Exercise objective:
Repeat the entire listing exactly.

Material for this exercise:
## Begin

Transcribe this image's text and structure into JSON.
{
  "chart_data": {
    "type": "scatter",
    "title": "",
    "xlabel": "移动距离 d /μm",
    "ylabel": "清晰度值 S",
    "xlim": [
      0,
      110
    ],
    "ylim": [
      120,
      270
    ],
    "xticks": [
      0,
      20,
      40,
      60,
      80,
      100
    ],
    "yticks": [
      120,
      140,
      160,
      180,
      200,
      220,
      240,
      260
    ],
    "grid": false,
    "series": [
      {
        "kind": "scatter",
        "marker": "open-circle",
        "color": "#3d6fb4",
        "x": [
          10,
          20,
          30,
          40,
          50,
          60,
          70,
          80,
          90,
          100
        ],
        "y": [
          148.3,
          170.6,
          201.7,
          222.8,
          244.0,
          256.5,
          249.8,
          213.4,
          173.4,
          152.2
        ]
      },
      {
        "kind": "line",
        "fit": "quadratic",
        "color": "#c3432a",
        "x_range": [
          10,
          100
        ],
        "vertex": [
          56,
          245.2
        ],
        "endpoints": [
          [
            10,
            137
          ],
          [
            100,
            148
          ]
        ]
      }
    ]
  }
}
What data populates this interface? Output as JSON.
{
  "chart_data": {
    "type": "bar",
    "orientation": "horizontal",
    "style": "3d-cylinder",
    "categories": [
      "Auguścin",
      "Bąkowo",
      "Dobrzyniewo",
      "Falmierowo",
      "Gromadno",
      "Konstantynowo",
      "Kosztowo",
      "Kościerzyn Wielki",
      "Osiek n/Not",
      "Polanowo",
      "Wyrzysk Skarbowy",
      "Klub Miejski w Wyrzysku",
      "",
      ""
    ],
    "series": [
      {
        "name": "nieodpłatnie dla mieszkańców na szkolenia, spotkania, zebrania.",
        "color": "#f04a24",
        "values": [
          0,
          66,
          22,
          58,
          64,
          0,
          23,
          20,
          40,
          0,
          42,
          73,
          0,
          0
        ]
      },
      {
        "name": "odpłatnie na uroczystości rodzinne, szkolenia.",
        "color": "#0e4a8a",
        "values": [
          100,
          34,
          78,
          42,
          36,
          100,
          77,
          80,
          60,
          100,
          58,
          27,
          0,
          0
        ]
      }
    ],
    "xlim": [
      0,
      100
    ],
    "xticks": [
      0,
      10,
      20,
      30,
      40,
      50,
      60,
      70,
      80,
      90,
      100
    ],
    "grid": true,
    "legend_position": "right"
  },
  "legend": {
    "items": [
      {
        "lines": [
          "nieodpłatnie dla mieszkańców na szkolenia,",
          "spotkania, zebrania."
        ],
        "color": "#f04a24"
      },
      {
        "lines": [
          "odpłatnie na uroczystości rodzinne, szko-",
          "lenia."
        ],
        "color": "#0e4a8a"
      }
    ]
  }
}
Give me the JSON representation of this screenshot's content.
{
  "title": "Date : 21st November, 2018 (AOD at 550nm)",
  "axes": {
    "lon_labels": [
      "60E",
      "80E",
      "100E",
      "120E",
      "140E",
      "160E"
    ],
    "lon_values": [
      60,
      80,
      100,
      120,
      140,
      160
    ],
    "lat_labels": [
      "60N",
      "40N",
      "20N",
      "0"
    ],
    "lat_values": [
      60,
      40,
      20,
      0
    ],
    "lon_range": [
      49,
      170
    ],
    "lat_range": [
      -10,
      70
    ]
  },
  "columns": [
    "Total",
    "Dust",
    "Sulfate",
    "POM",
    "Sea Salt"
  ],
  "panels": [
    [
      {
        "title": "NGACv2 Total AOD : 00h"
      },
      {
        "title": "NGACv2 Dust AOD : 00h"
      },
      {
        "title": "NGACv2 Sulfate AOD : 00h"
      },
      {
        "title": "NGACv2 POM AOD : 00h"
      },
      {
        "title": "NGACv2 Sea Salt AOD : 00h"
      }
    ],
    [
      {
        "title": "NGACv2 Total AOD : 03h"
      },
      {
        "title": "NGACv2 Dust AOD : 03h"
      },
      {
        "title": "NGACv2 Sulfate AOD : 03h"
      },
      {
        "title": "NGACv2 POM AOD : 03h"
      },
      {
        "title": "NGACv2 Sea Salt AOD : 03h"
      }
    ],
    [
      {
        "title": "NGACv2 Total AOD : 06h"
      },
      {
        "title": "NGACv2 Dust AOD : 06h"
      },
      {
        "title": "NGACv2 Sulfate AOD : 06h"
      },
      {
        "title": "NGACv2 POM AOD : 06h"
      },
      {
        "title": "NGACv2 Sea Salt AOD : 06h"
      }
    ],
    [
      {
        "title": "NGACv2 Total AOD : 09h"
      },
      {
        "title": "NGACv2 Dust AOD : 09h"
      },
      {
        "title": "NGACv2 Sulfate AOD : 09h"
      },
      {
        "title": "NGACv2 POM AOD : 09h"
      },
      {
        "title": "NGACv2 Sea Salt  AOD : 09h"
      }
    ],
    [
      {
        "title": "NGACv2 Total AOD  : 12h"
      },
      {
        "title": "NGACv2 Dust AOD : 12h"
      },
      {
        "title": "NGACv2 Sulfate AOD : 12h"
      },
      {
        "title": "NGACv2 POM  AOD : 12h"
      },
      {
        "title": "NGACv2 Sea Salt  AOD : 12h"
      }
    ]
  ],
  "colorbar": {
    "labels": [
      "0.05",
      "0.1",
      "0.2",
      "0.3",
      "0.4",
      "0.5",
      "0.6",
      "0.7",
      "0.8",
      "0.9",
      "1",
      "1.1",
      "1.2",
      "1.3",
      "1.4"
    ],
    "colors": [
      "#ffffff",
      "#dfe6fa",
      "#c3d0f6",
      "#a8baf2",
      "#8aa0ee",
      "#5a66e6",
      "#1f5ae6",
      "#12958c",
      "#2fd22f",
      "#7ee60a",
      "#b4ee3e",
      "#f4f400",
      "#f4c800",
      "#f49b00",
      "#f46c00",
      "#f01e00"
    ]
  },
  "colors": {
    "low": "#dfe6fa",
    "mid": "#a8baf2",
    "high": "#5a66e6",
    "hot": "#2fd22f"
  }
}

## End

Solution below:
Transcribe this image's text and structure into JSON.
{
  "chart_data": {
    "type": "scatter",
    "title": "",
    "xlabel": "移动距离 d /μm",
    "ylabel": "清晰度值 S",
    "xlim": [
      0,
      110
    ],
    "ylim": [
      120,
      270
    ],
    "xticks": [
      0,
      20,
      40,
      60,
      80,
      100
    ],
    "yticks": [
      120,
      140,
      160,
      180,
      200,
      220,
      240,
      260
    ],
    "grid": false,
    "series": [
      {
        "kind": "scatter",
        "marker": "open-circle",
        "color": "#3d6fb4",
        "x": [
          10,
          20,
          30,
          40,
          50,
          60,
          70,
          80,
          90,
          100
        ],
        "y": [
          148.3,
          170.6,
          201.7,
          222.8,
          244.0,
          256.5,
          249.8,
          213.4,
          173.4,
          152.2
        ]
      },
      {
        "kind": "line",
        "fit": "quadratic",
        "color": "#c3432a",
        "x_range": [
          10,
          100
        ],
        "vertex": [
          56,
          245.2
        ],
        "endpoints": [
          [
            10,
            137
          ],
          [
            100,
            148
          ]
        ]
      }
    ]
  }
}
What data populates this interface? Output as JSON.
{
  "chart_data": {
    "type": "bar",
    "orientation": "horizontal",
    "style": "3d-cylinder",
    "categories": [
      "Auguścin",
      "Bąkowo",
      "Dobrzyniewo",
      "Falmierowo",
      "Gromadno",
      "Konstantynowo",
      "Kosztowo",
      "Kościerzyn Wielki",
      "Osiek n/Not",
      "Polanowo",
      "Wyrzysk Skarbowy",
      "Klub Miejski w Wyrzysku",
      "",
      ""
    ],
    "series": [
      {
        "name": "nieodpłatnie dla mieszkańców na szkolenia, spotkania, zebrania.",
        "color": "#f04a24",
        "values": [
          0,
          66,
          22,
          58,
          64,
          0,
          23,
          20,
          40,
          0,
          42,
          73,
          0,
          0
        ]
      },
      {
        "name": "odpłatnie na uroczystości rodzinne, szkolenia.",
        "color": "#0e4a8a",
        "values": [
          100,
          34,
          78,
          42,
          36,
          100,
          77,
          80,
          60,
          100,
          58,
          27,
          0,
          0
        ]
      }
    ],
    "xlim": [
      0,
      100
    ],
    "xticks": [
      0,
      10,
      20,
      30,
      40,
      50,
      60,
      70,
      80,
      90,
      100
    ],
    "grid": true,
    "legend_position": "right"
  },
  "legend": {
    "items": [
      {
        "lines": [
          "nieodpłatnie dla mieszkańców na szkolenia,",
          "spotkania, zebrania."
        ],
        "color": "#f04a24"
      },
      {
        "lines": [
          "odpłatnie na uroczystości rodzinne, szko-",
          "lenia."
        ],
        "color": "#0e4a8a"
      }
    ]
  }
}
Give me the JSON representation of this screenshot's content.
{
  "title": "Date : 21st November, 2018 (AOD at 550nm)",
  "axes": {
    "lon_labels": [
      "60E",
      "80E",
      "100E",
      "120E",
      "140E",
      "160E"
    ],
    "lon_values": [
      60,
      80,
      100,
      120,
      140,
      160
    ],
    "lat_labels": [
      "60N",
      "40N",
      "20N",
      "0"
    ],
    "lat_values": [
      60,
      40,
      20,
      0
    ],
    "lon_range": [
      49,
      170
    ],
    "lat_range": [
      -10,
      70
    ]
  },
  "columns": [
    "Total",
    "Dust",
    "Sulfate",
    "POM",
    "Sea Salt"
  ],
  "panels": [
    [
      {
        "title": "NGACv2 Total AOD : 00h"
      },
      {
        "title": "NGACv2 Dust AOD : 00h"
      },
      {
        "title": "NGACv2 Sulfate AOD : 00h"
      },
      {
        "title": "NGACv2 POM AOD : 00h"
      },
      {
        "title": "NGACv2 Sea Salt AOD : 00h"
      }
    ],
    [
      {
        "title": "NGACv2 Total AOD : 03h"
      },
      {
        "title": "NGACv2 Dust AOD : 03h"
      },
      {
        "title": "NGACv2 Sulfate AOD : 03h"
      },
      {
        "title": "NGACv2 POM AOD : 03h"
      },
      {
        "title": "NGACv2 Sea Salt AOD : 03h"
      }
    ],
    [
      {
        "title": "NGACv2 Total AOD : 06h"
      },
      {
        "title": "NGACv2 Dust AOD : 06h"
      },
      {
        "title": "NGACv2 Sulfate AOD : 06h"
      },
      {
        "title": "NGACv2 POM AOD : 06h"
      },
      {
        "title": "NGACv2 Sea Salt AOD : 06h"
      }
    ],
    [
      {
        "title": "NGACv2 Total AOD : 09h"
      },
      {
        "title": "NGACv2 Dust AOD : 09h"
      },
      {
        "title": "NGACv2 Sulfate AOD : 09h"
      },
      {
        "title": "NGACv2 POM AOD : 09h"
      },
      {
        "title": "NGACv2 Sea Salt  AOD : 09h"
      }
    ],
    [
      {
        "title": "NGACv2 Total AOD  : 12h"
      },
      {
        "title": "NGACv2 Dust AOD : 12h"
      },
      {
        "title": "NGACv2 Sulfate AOD : 12h"
      },
      {
        "title": "NGACv2 POM  AOD : 12h"
      },
      {
        "title": "NGACv2 Sea Salt  AOD : 12h"
      }
    ]
  ],
  "colorbar": {
    "labels": [
      "0.05",
      "0.1",
      "0.2",
      "0.3",
      "0.4",
      "0.5",
      "0.6",
      "0.7",
      "0.8",
      "0.9",
      "1",
      "1.1",
      "1.2",
      "1.3",
      "1.4"
    ],
    "colors": [
      "#ffffff",
      "#dfe6fa",
      "#c3d0f6",
      "#a8baf2",
      "#8aa0ee",
      "#5a66e6",
      "#1f5ae6",
      "#12958c",
      "#2fd22f",
      "#7ee60a",
      "#b4ee3e",
      "#f4f400",
      "#f4c800",
      "#f49b00",
      "#f46c00",
      "#f01e00"
    ]
  },
  "colors": {
    "low": "#dfe6fa",
    "mid": "#a8baf2",
    "high": "#5a66e6",
    "hot": "#2fd22f"
  }
}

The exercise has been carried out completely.